- [Exercise instructions]:
Take every line from the listing below that contains "basis".
>> BEGIN Data to process
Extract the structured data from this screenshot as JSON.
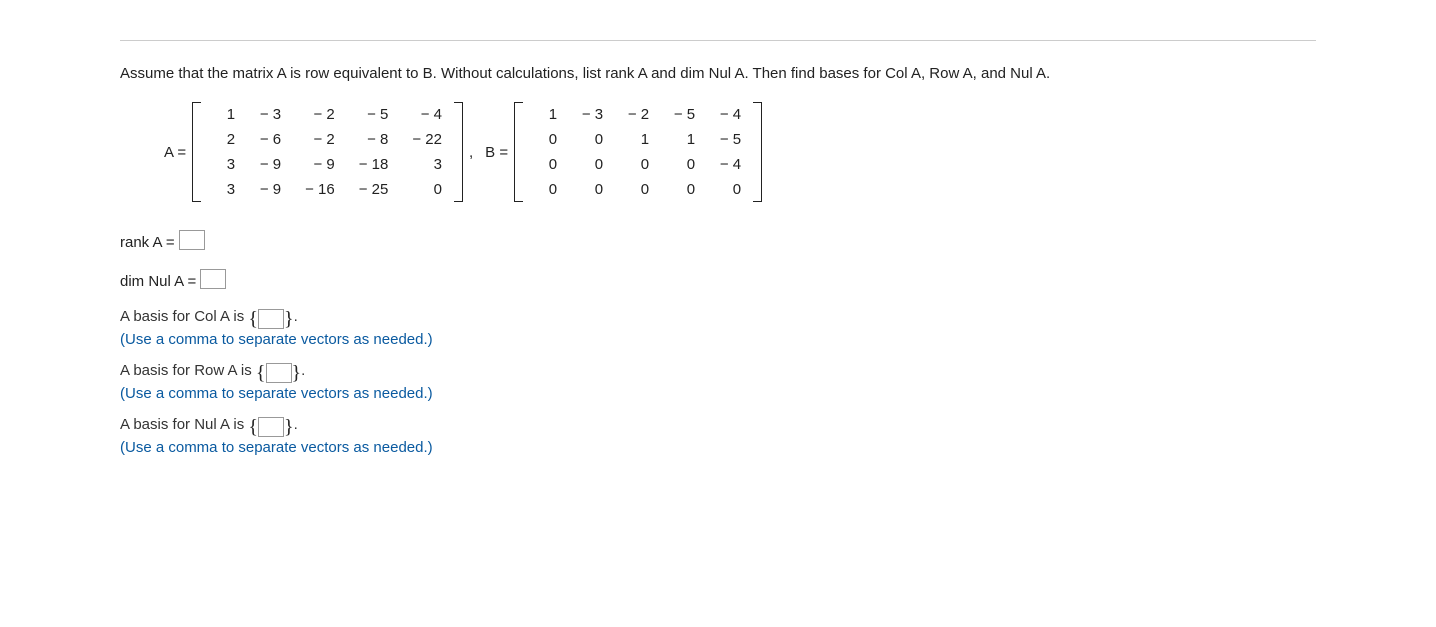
{
  "question": "Assume that the matrix A is row equivalent to B. Without calculations, list rank A and dim Nul A. Then find bases for Col A, Row A, and Nul A.",
  "labelA": "A =",
  "labelComma": ",",
  "labelB": "B =",
  "matrixA": [
    [
      "1",
      "− 3",
      "− 2",
      "− 5",
      "− 4"
    ],
    [
      "2",
      "− 6",
      "− 2",
      "− 8",
      "− 22"
    ],
    [
      "3",
      "− 9",
      "− 9",
      "− 18",
      "3"
    ],
    [
      "3",
      "− 9",
      "− 16",
      "− 25",
      "0"
    ]
  ],
  "matrixB": [
    [
      "1",
      "− 3",
      "− 2",
      "− 5",
      "− 4"
    ],
    [
      "0",
      "0",
      "1",
      "1",
      "− 5"
    ],
    [
      "0",
      "0",
      "0",
      "0",
      "− 4"
    ],
    [
      "0",
      "0",
      "0",
      "0",
      "0"
    ]
  ],
  "rankLabel": "rank A =",
  "dimNulLabel": "dim Nul A =",
  "colBasis": "A basis for Col A is ",
  "rowBasis": "A basis for Row A is ",
  "nulBasis": "A basis for Nul A is ",
  "period": ".",
  "hint": "(Use a comma to separate vectors as needed.)"
}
>> END Data to process
- [Complete output]:
  "colBasis": "A basis for Col A is ",
  "rowBasis": "A basis for Row A is ",
  "nulBasis": "A basis for Nul A is ",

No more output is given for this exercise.